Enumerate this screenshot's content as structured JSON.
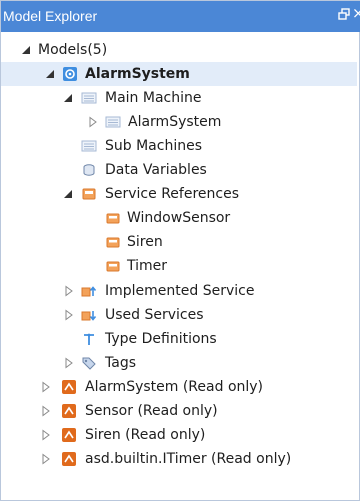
{
  "window": {
    "title": "Model Explorer",
    "pin_icon": "pin-icon",
    "close_glyph": "×"
  },
  "tree": {
    "root": {
      "label": "Models(5)"
    },
    "alarm_system": {
      "label": "AlarmSystem",
      "selected": true
    },
    "main_machine": {
      "label": "Main Machine"
    },
    "main_alarm": {
      "label": "AlarmSystem"
    },
    "sub_machines": {
      "label": "Sub Machines"
    },
    "data_variables": {
      "label": "Data Variables"
    },
    "service_references": {
      "label": "Service References"
    },
    "window_sensor": {
      "label": "WindowSensor"
    },
    "siren": {
      "label": "Siren"
    },
    "timer": {
      "label": "Timer"
    },
    "implemented_service": {
      "label": "Implemented Service"
    },
    "used_services": {
      "label": "Used Services"
    },
    "type_definitions": {
      "label": "Type Definitions"
    },
    "tags": {
      "label": "Tags"
    },
    "model_alarm": {
      "label": "AlarmSystem (Read only)"
    },
    "model_sensor": {
      "label": "Sensor (Read only)"
    },
    "model_siren": {
      "label": "Siren (Read only)"
    },
    "model_itimer": {
      "label": "asd.builtin.ITimer (Read only)"
    }
  },
  "colors": {
    "title_bar": "#4b87d6",
    "selection": "#e2ecf9",
    "read_only_model": "#e06a1c",
    "model_icon": "#3f8ee0"
  }
}
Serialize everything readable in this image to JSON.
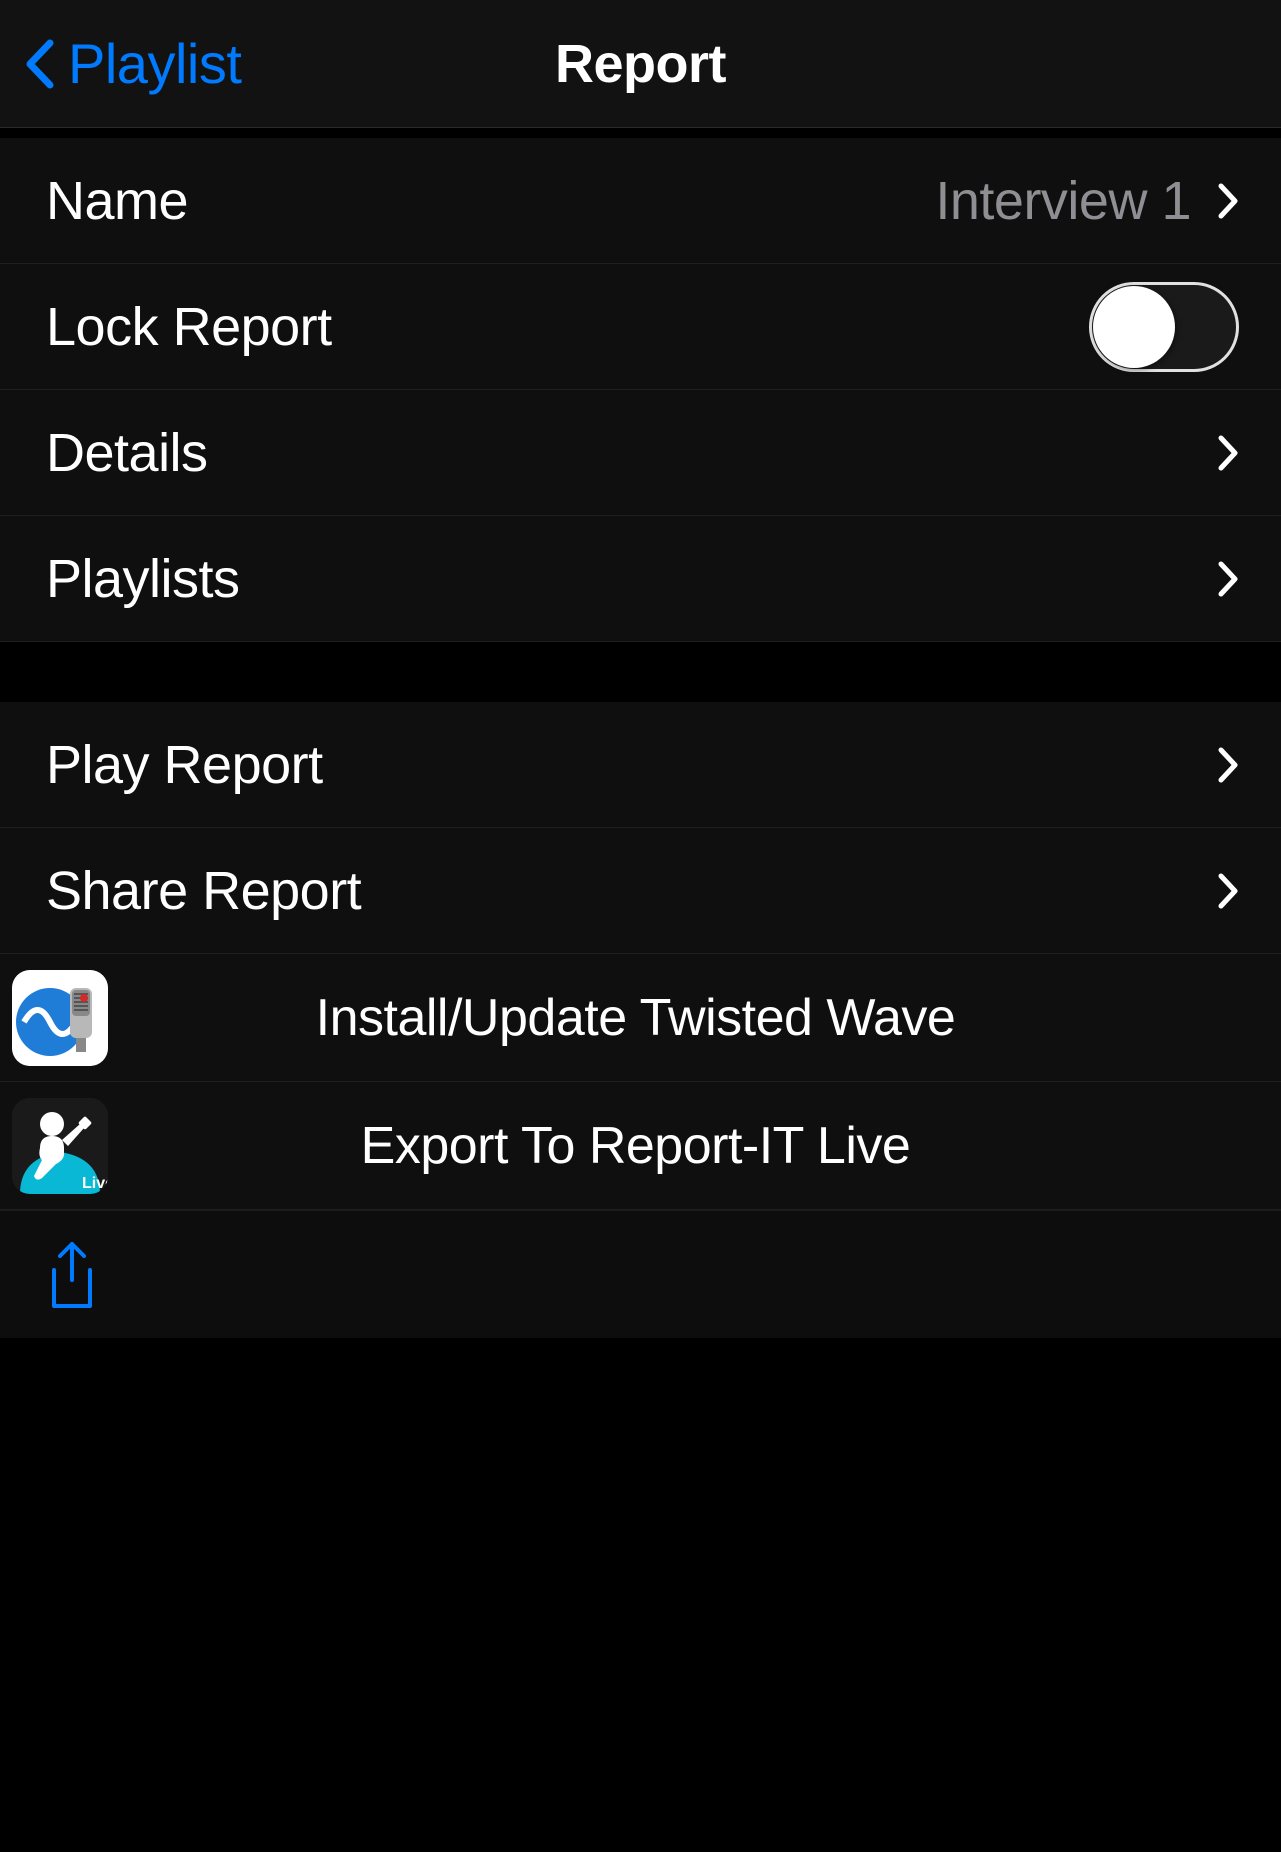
{
  "nav": {
    "back_label": "Playlist",
    "title": "Report"
  },
  "rows": {
    "name": {
      "label": "Name",
      "value": "Interview 1"
    },
    "lock": {
      "label": "Lock Report",
      "on": false
    },
    "details": {
      "label": "Details"
    },
    "playlists": {
      "label": "Playlists"
    },
    "play": {
      "label": "Play Report"
    },
    "share": {
      "label": "Share Report"
    }
  },
  "actions": {
    "twisted_wave": {
      "label": "Install/Update Twisted Wave"
    },
    "reportit": {
      "label": "Export To Report-IT Live",
      "badge": "Live"
    }
  },
  "colors": {
    "accent": "#007aff",
    "background": "#000000",
    "row": "#0f0f0f",
    "text_secondary": "#8e8e93"
  }
}
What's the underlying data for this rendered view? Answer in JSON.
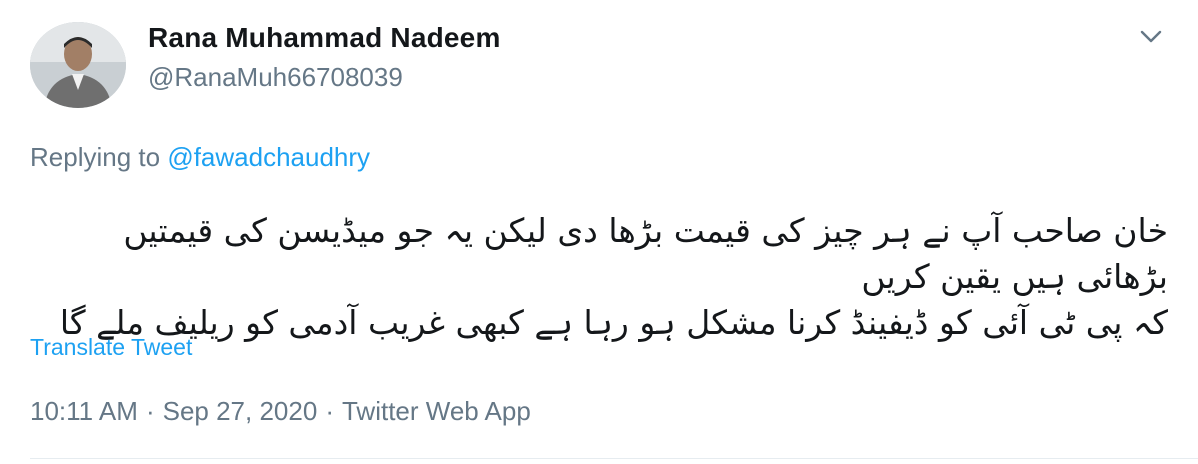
________________________________________
Print the records word for word and exclude any picture they hold.

• _Correct response_:
Enumerate this screenshot's content as structured JSON.
{
  "window": {
    "title": "Model Explorer",
    "pin_icon": "pin-icon",
    "close_glyph": "×"
  },
  "tree": {
    "root": {
      "label": "Models(5)"
    },
    "alarm_system": {
      "label": "AlarmSystem",
      "selected": true
    },
    "main_machine": {
      "label": "Main Machine"
    },
    "main_alarm": {
      "label": "AlarmSystem"
    },
    "sub_machines": {
      "label": "Sub Machines"
    },
    "data_variables": {
      "label": "Data Variables"
    },
    "service_references": {
      "label": "Service References"
    },
    "window_sensor": {
      "label": "WindowSensor"
    },
    "siren": {
      "label": "Siren"
    },
    "timer": {
      "label": "Timer"
    },
    "implemented_service": {
      "label": "Implemented Service"
    },
    "used_services": {
      "label": "Used Services"
    },
    "type_definitions": {
      "label": "Type Definitions"
    },
    "tags": {
      "label": "Tags"
    },
    "model_alarm": {
      "label": "AlarmSystem (Read only)"
    },
    "model_sensor": {
      "label": "Sensor (Read only)"
    },
    "model_siren": {
      "label": "Siren (Read only)"
    },
    "model_itimer": {
      "label": "asd.builtin.ITimer (Read only)"
    }
  },
  "colors": {
    "title_bar": "#4b87d6",
    "selection": "#e2ecf9",
    "read_only_model": "#e06a1c",
    "model_icon": "#3f8ee0"
  }
}
Serialize everything readable in this image to JSON.
{
  "nav": {
    "back_label": "Playlist",
    "title": "Report"
  },
  "rows": {
    "name": {
      "label": "Name",
      "value": "Interview 1"
    },
    "lock": {
      "label": "Lock Report",
      "on": false
    },
    "details": {
      "label": "Details"
    },
    "playlists": {
      "label": "Playlists"
    },
    "play": {
      "label": "Play Report"
    },
    "share": {
      "label": "Share Report"
    }
  },
  "actions": {
    "twisted_wave": {
      "label": "Install/Update Twisted Wave"
    },
    "reportit": {
      "label": "Export To Report-IT Live",
      "badge": "Live"
    }
  },
  "colors": {
    "accent": "#007aff",
    "background": "#000000",
    "row": "#0f0f0f",
    "text_secondary": "#8e8e93"
  }
}
What's the underlying data for this rendered view? Answer in JSON.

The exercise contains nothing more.